● RECORDS SHOWN
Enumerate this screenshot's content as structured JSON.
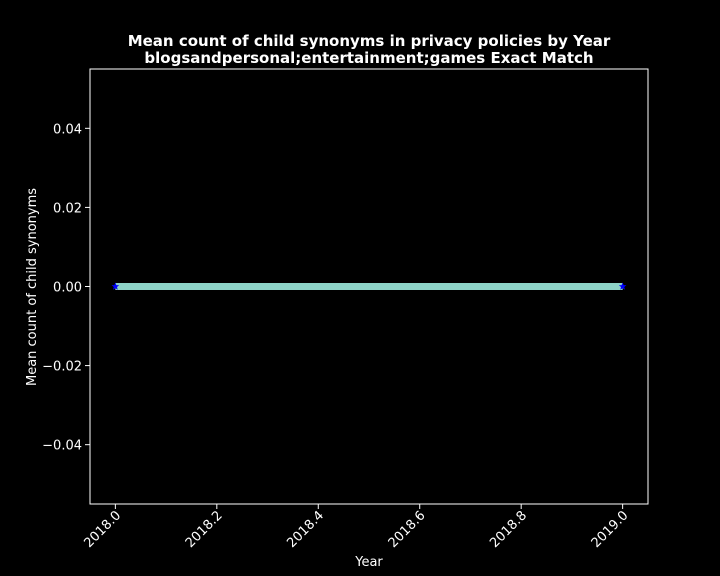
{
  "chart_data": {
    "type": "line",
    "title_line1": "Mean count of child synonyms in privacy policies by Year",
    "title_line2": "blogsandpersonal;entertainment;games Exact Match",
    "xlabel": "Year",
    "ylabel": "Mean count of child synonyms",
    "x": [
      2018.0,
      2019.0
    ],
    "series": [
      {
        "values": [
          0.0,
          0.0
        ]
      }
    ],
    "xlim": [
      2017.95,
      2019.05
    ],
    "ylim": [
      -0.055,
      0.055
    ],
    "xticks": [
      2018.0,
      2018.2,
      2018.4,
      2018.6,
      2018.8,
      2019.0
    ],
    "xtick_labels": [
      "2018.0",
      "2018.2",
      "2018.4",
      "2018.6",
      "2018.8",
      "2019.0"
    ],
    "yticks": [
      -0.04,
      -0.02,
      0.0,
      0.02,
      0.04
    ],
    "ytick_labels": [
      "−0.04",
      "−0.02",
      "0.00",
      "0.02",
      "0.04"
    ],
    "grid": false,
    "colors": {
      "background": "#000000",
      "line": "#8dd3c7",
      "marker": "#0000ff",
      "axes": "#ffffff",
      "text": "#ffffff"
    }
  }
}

---

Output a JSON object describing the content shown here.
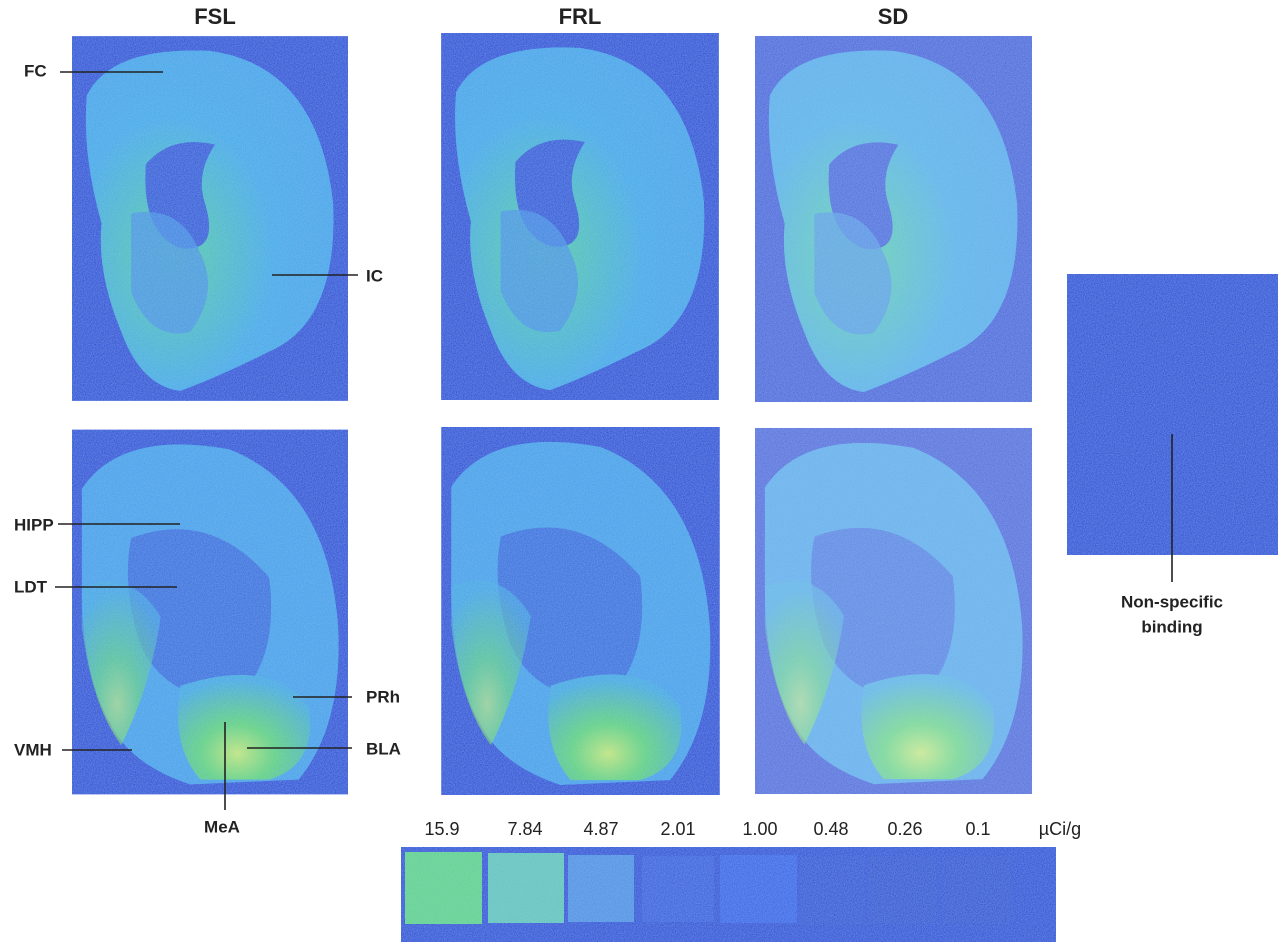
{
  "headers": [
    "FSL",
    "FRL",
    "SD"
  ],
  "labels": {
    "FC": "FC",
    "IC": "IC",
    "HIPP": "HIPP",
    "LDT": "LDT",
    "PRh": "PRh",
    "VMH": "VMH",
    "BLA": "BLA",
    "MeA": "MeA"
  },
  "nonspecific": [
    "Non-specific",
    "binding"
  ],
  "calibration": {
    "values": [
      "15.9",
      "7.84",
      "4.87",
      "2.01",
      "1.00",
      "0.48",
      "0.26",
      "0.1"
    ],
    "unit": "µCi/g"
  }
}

● GIVEN PROBLEM
Gather all the lines that include the word "Mean" and copy them out.

● REPLY TO THE EXERCISE
    "title_line1": "Mean count of child synonyms in privacy policies by Year",
    "ylabel": "Mean count of child synonyms",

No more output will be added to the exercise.